**Task instructions**
Rewrite the part of the records that opens with the line containing "List each element" and closes with the line containing "- data-point: [169, 261, 180, 272]", putting "scatter-point" wherever "data-point" appears and leaving everything else unchanged.

**Source material**
>> begin
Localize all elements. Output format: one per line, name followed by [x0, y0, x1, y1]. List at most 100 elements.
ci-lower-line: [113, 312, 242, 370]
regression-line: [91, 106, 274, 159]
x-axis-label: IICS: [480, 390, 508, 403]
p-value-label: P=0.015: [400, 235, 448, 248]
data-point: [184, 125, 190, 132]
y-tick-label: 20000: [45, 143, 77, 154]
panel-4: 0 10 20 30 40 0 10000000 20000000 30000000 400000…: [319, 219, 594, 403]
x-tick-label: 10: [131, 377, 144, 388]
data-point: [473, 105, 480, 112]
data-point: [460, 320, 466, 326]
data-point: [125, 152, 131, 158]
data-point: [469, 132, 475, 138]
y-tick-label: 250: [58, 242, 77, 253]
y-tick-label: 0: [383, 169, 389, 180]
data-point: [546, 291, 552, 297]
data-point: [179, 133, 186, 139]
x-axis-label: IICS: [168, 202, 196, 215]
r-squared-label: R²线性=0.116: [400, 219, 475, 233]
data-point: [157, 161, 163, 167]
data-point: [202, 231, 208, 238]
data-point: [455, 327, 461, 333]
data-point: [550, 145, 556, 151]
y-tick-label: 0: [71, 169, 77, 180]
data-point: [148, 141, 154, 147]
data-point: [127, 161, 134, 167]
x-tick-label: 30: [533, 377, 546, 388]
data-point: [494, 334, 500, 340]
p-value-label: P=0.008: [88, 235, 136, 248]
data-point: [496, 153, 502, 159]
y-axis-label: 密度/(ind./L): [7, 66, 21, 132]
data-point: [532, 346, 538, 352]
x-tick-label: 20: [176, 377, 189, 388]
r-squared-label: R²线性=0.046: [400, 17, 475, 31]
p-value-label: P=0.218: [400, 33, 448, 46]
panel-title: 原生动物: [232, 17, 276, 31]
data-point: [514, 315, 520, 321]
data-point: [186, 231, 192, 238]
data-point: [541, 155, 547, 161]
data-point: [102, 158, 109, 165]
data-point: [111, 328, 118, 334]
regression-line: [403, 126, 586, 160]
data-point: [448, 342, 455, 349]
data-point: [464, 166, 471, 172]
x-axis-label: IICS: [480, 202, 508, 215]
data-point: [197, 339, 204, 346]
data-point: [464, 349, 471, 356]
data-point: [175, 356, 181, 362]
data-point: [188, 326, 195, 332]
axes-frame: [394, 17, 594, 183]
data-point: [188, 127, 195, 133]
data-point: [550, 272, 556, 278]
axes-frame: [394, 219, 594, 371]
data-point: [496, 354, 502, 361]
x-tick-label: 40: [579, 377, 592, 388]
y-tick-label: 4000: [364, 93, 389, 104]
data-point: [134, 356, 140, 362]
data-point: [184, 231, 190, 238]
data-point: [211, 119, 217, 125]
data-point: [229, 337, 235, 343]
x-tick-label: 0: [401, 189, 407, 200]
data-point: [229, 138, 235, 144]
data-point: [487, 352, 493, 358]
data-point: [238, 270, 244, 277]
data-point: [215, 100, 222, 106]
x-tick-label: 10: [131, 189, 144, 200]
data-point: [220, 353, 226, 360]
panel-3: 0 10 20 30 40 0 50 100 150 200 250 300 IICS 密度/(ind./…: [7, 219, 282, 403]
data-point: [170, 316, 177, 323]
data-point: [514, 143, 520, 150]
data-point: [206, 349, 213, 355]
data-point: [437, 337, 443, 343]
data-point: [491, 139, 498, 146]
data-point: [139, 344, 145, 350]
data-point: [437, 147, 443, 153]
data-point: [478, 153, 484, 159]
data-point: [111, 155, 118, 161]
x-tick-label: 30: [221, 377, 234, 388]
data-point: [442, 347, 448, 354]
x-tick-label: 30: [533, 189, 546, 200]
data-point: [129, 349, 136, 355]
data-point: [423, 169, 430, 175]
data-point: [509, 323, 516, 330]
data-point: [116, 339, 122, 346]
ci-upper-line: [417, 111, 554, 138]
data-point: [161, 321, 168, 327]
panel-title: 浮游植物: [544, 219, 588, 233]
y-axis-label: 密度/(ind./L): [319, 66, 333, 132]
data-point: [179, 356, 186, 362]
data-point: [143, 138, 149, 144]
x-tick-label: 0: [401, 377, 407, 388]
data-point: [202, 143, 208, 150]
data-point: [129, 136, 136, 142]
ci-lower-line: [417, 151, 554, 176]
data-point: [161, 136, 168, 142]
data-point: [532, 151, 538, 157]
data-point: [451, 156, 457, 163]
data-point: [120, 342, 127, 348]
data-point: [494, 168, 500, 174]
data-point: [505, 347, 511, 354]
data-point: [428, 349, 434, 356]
>> end
>> begin
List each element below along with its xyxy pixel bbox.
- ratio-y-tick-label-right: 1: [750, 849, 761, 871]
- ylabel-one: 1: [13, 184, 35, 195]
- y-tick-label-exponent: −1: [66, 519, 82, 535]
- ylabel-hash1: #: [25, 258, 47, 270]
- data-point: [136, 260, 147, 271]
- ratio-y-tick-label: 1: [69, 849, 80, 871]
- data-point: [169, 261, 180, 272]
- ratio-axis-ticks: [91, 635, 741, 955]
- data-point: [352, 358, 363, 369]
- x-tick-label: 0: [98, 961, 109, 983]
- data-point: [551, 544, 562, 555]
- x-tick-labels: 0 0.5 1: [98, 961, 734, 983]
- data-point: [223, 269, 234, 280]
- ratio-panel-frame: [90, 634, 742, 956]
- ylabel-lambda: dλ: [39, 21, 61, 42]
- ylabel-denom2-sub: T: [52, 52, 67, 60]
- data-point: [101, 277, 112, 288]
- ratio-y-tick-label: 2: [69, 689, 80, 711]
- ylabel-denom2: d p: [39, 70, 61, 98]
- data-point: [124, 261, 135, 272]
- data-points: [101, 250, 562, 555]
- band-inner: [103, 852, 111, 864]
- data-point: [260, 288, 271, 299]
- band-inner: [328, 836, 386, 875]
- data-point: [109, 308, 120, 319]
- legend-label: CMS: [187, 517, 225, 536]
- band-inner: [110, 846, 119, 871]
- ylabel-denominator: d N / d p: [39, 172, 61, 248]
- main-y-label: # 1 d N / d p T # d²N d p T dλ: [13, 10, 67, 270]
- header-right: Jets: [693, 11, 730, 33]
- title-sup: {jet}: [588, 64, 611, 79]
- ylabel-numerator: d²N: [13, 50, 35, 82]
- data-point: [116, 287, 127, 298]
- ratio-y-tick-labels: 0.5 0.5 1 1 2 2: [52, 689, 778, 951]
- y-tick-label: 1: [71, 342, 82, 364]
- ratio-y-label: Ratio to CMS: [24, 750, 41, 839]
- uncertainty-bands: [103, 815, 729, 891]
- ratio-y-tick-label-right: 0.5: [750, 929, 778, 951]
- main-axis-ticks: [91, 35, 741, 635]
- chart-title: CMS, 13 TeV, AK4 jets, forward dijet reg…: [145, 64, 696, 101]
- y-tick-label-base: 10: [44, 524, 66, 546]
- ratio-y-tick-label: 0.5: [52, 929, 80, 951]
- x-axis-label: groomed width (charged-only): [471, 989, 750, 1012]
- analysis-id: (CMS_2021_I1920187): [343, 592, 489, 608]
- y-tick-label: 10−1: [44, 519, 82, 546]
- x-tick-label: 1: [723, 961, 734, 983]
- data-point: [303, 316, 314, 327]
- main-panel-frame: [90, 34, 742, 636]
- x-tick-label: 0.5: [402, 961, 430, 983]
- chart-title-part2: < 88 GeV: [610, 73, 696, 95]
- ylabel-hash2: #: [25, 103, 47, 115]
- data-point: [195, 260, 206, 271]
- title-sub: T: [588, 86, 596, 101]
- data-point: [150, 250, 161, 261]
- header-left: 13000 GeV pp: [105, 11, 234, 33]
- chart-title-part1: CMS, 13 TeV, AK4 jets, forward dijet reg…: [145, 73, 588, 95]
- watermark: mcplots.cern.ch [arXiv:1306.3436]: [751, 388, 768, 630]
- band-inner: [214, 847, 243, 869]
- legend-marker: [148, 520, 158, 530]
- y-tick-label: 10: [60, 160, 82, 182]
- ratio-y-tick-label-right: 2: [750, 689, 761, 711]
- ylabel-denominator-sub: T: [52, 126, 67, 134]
>> end
**Task solution**
List each element below along with its xyxy pixel bbox.
- ratio-y-tick-label-right: 1: [750, 849, 761, 871]
- ylabel-one: 1: [13, 184, 35, 195]
- y-tick-label-exponent: −1: [66, 519, 82, 535]
- ylabel-hash1: #: [25, 258, 47, 270]
- scatter-point: [136, 260, 147, 271]
- ratio-y-tick-label: 1: [69, 849, 80, 871]
- scatter-point: [169, 261, 180, 272]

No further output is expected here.